-- WHAT IS ASKED --
The records that follow need to be output exactly as they are.

====

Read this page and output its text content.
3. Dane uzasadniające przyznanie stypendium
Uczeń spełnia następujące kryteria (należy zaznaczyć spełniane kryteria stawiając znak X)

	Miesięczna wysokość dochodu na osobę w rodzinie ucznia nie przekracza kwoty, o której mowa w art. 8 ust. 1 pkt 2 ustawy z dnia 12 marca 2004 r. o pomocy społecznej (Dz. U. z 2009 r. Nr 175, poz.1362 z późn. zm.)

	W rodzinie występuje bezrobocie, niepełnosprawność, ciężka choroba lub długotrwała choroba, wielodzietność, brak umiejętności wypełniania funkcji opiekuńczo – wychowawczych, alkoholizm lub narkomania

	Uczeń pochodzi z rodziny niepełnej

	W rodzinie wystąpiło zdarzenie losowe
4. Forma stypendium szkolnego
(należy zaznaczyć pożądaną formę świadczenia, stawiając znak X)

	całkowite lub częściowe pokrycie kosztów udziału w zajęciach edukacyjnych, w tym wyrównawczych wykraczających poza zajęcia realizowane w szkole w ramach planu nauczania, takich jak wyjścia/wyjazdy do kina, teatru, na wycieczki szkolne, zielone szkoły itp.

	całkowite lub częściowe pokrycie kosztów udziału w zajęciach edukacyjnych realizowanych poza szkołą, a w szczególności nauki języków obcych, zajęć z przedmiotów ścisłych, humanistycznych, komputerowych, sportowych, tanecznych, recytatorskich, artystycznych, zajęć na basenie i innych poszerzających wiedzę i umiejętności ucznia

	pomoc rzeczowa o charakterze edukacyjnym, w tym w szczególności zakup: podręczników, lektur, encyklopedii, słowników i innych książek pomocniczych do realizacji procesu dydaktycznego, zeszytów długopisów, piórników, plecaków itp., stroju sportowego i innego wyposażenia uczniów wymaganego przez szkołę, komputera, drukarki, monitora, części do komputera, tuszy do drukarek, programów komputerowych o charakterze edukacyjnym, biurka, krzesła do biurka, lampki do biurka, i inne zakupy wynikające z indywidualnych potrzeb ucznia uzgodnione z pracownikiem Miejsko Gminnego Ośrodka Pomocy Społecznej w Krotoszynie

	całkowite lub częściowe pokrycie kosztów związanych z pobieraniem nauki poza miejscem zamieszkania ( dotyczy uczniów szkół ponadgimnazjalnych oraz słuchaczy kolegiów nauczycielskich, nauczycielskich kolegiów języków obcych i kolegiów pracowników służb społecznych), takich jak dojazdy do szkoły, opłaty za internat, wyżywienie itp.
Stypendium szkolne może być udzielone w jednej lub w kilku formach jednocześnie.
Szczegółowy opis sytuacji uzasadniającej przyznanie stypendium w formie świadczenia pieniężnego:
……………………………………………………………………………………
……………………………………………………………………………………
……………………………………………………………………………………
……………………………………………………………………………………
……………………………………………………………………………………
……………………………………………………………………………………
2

====

-- RESULT OF THE EXERCISE --
Read this page and output its text content.
3. Dane uzasadniające przyznanie stypendium
Uczeń spełnia następujące kryteria (należy zaznaczyć spełniane kryteria stawiając znak X)

	Miesięczna wysokość dochodu na osobę w rodzinie ucznia nie przekracza kwoty, o której mowa w art. 8 ust. 1 pkt 2 ustawy z dnia 12 marca 2004 r. o pomocy społecznej (Dz. U. z 2009 r. Nr 175, poz.1362 z późn. zm.)

	W rodzinie występuje bezrobocie, niepełnosprawność, ciężka choroba lub długotrwała choroba, wielodzietność, brak umiejętności wypełniania funkcji opiekuńczo – wychowawczych, alkoholizm lub narkomania

	Uczeń pochodzi z rodziny niepełnej

	W rodzinie wystąpiło zdarzenie losowe
4. Forma stypendium szkolnego
(należy zaznaczyć pożądaną formę świadczenia, stawiając znak X)

	całkowite lub częściowe pokrycie kosztów udziału w zajęciach edukacyjnych, w tym wyrównawczych wykraczających poza zajęcia realizowane w szkole w ramach planu nauczania, takich jak wyjścia/wyjazdy do kina, teatru, na wycieczki szkolne, zielone szkoły itp.

	całkowite lub częściowe pokrycie kosztów udziału w zajęciach edukacyjnych realizowanych poza szkołą, a w szczególności nauki języków obcych, zajęć z przedmiotów ścisłych, humanistycznych, komputerowych, sportowych, tanecznych, recytatorskich, artystycznych, zajęć na basenie i innych poszerzających wiedzę i umiejętności ucznia

	pomoc rzeczowa o charakterze edukacyjnym, w tym w szczególności zakup: podręczników, lektur, encyklopedii, słowników i innych książek pomocniczych do realizacji procesu dydaktycznego, zeszytów długopisów, piórników, plecaków itp., stroju sportowego i innego wyposażenia uczniów wymaganego przez szkołę, komputera, drukarki, monitora, części do komputera, tuszy do drukarek, programów komputerowych o charakterze edukacyjnym, biurka, krzesła do biurka, lampki do biurka, i inne zakupy wynikające z indywidualnych potrzeb ucznia uzgodnione z pracownikiem Miejsko Gminnego Ośrodka Pomocy Społecznej w Krotoszynie

	całkowite lub częściowe pokrycie kosztów związanych z pobieraniem nauki poza miejscem zamieszkania ( dotyczy uczniów szkół ponadgimnazjalnych oraz słuchaczy kolegiów nauczycielskich, nauczycielskich kolegiów języków obcych i kolegiów pracowników służb społecznych), takich jak dojazdy do szkoły, opłaty za internat, wyżywienie itp.
Stypendium szkolne może być udzielone w jednej lub w kilku formach jednocześnie.
Szczegółowy opis sytuacji uzasadniającej przyznanie stypendium w formie świadczenia pieniężnego:
……………………………………………………………………………………
……………………………………………………………………………………
……………………………………………………………………………………
……………………………………………………………………………………
……………………………………………………………………………………
……………………………………………………………………………………
2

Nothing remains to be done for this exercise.